-- start of Rows --

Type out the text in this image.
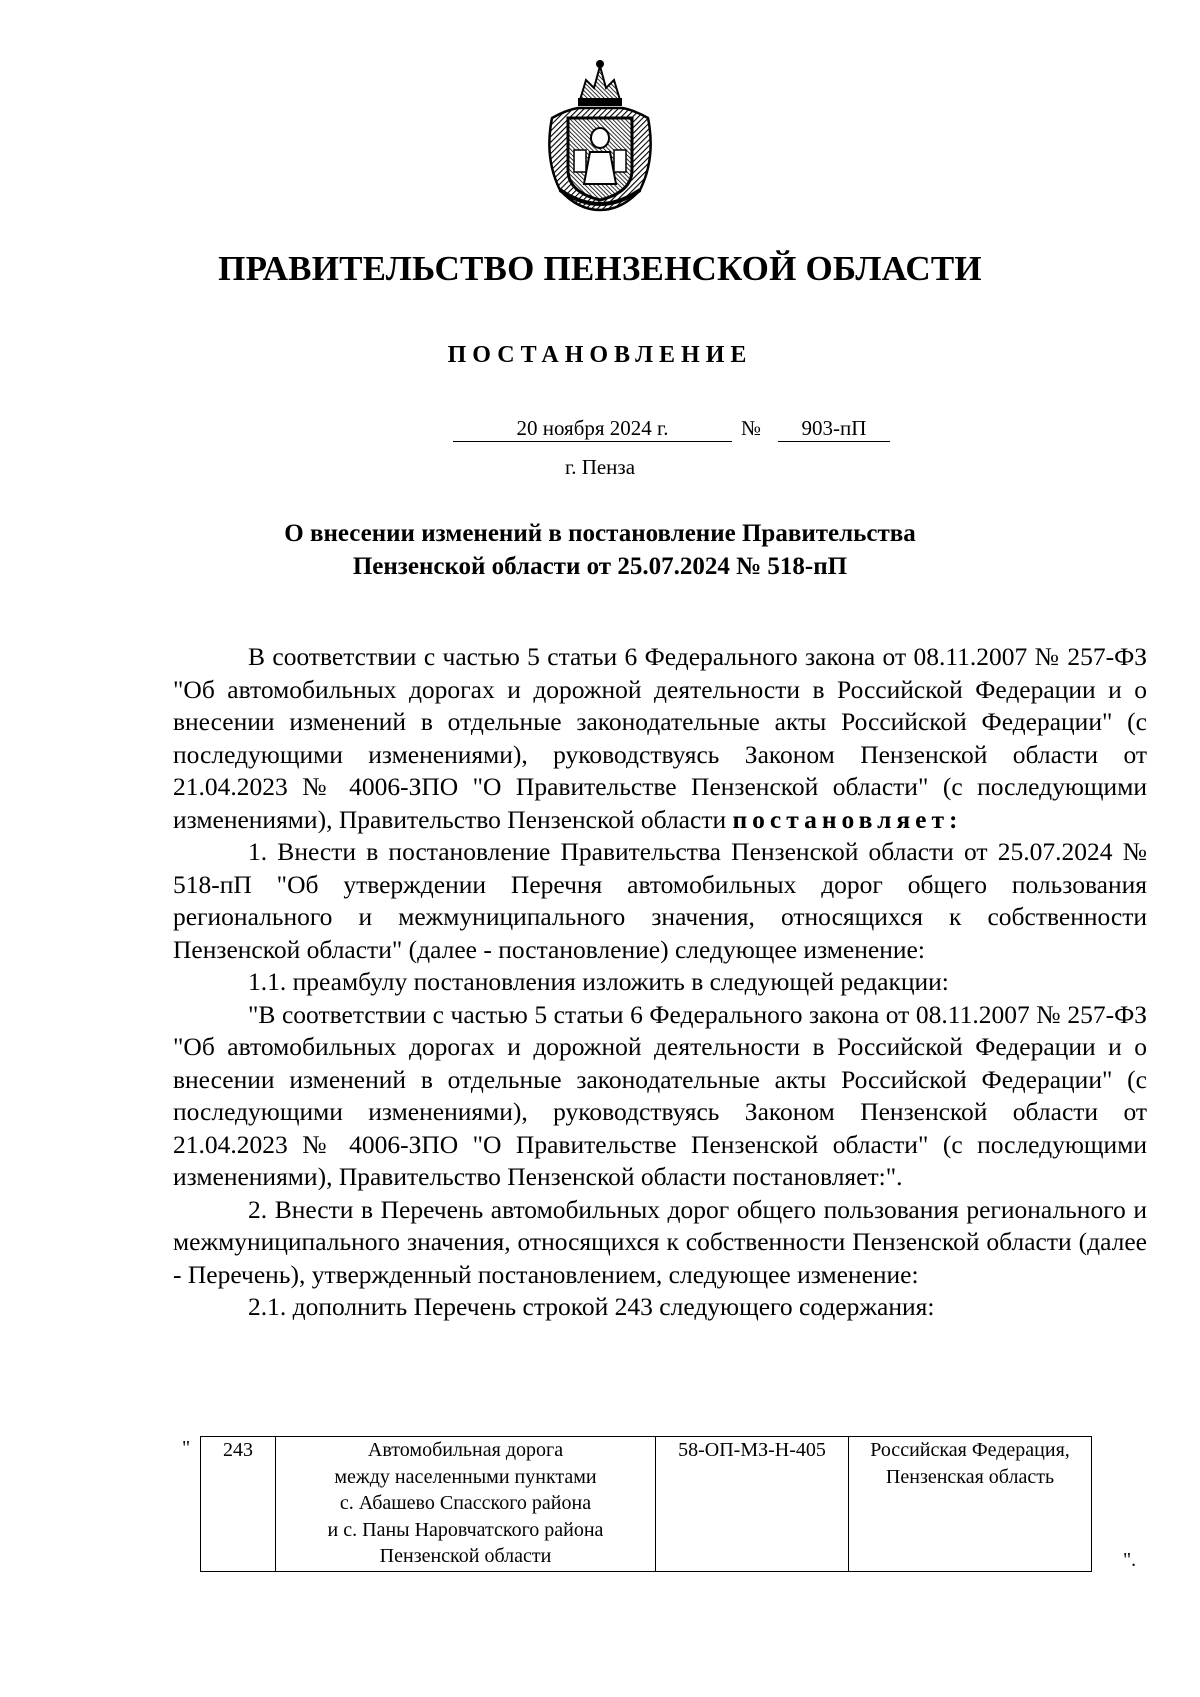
ПРАВИТЕЛЬСТВО ПЕНЗЕНСКОЙ ОБЛАСТИ
ПОСТАНОВЛЕНИЕ
20 ноября 2024 г.	№	903-пП
г. Пенза
О внесении изменений в постановление Правительства
Пензенской области от 25.07.2024 № 518-пП

В соответствии с частью 5 статьи 6 Федерального закона от 08.11.2007 № 257-ФЗ "Об автомобильных дорогах и дорожной деятельности в Российской Федерации и о внесении изменений в отдельные законодательные акты Российской Федерации" (с последующими изменениями), руководствуясь Законом Пензенской области от 21.04.2023 № 4006-ЗПО "О Правительстве Пензенской области" (с последующими изменениями), Правительство Пензенской области постановляет:

1. Внести в постановление Правительства Пензенской области от 25.07.2024 № 518-пП "Об утверждении Перечня автомобильных дорог общего пользования регионального и межмуниципального значения, относящихся к собственности Пензенской области" (далее - постановление) следующее изменение:

1.1. преамбулу постановления изложить в следующей редакции:

"В соответствии с частью 5 статьи 6 Федерального закона от 08.11.2007 № 257-ФЗ "Об автомобильных дорогах и дорожной деятельности в Российской Федерации и о внесении изменений в отдельные законодательные акты Российской Федерации" (с последующими изменениями), руководствуясь Законом Пензенской области от 21.04.2023 № 4006-ЗПО "О Правительстве Пензенской области" (с последующими изменениями), Правительство Пензенской области постановляет:".

2. Внести в Перечень автомобильных дорог общего пользования регионального и межмуниципального значения, относящихся к собственности Пензенской области (далее - Перечень), утвержденный постановлением, следующее изменение:

2.1. дополнить Перечень строкой 243 следующего содержания:

" 243	Автомобильная дорога
между населенными пунктами
с. Абашево Спасского района
и с. Паны Наровчатского района
Пензенской области
	58-ОП-МЗ-Н-405	Российская Федерация,
Пензенская область
".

-- end of Rows --

■ Short exercise ■
Quote every record above exactly, leaving out any pictures.

■ Task output ■
Type out the text in this image.
ПРАВИТЕЛЬСТВО ПЕНЗЕНСКОЙ ОБЛАСТИ
ПОСТАНОВЛЕНИЕ
20 ноября 2024 г.	№	903-пП
г. Пенза
О внесении изменений в постановление Правительства
Пензенской области от 25.07.2024 № 518-пП

В соответствии с частью 5 статьи 6 Федерального закона от 08.11.2007 № 257-ФЗ "Об автомобильных дорогах и дорожной деятельности в Российской Федерации и о внесении изменений в отдельные законодательные акты Российской Федерации" (с последующими изменениями), руководствуясь Законом Пензенской области от 21.04.2023 № 4006-ЗПО "О Правительстве Пензенской области" (с последующими изменениями), Правительство Пензенской области постановляет:

1. Внести в постановление Правительства Пензенской области от 25.07.2024 № 518-пП "Об утверждении Перечня автомобильных дорог общего пользования регионального и межмуниципального значения, относящихся к собственности Пензенской области" (далее - постановление) следующее изменение:

1.1. преамбулу постановления изложить в следующей редакции:

"В соответствии с частью 5 статьи 6 Федерального закона от 08.11.2007 № 257-ФЗ "Об автомобильных дорогах и дорожной деятельности в Российской Федерации и о внесении изменений в отдельные законодательные акты Российской Федерации" (с последующими изменениями), руководствуясь Законом Пензенской области от 21.04.2023 № 4006-ЗПО "О Правительстве Пензенской области" (с последующими изменениями), Правительство Пензенской области постановляет:".

2. Внести в Перечень автомобильных дорог общего пользования регионального и межмуниципального значения, относящихся к собственности Пензенской области (далее - Перечень), утвержденный постановлением, следующее изменение:

2.1. дополнить Перечень строкой 243 следующего содержания:

" 243	Автомобильная дорога
между населенными пунктами
с. Абашево Спасского района
и с. Паны Наровчатского района
Пензенской области
	58-ОП-МЗ-Н-405	Российская Федерация,
Пензенская область
".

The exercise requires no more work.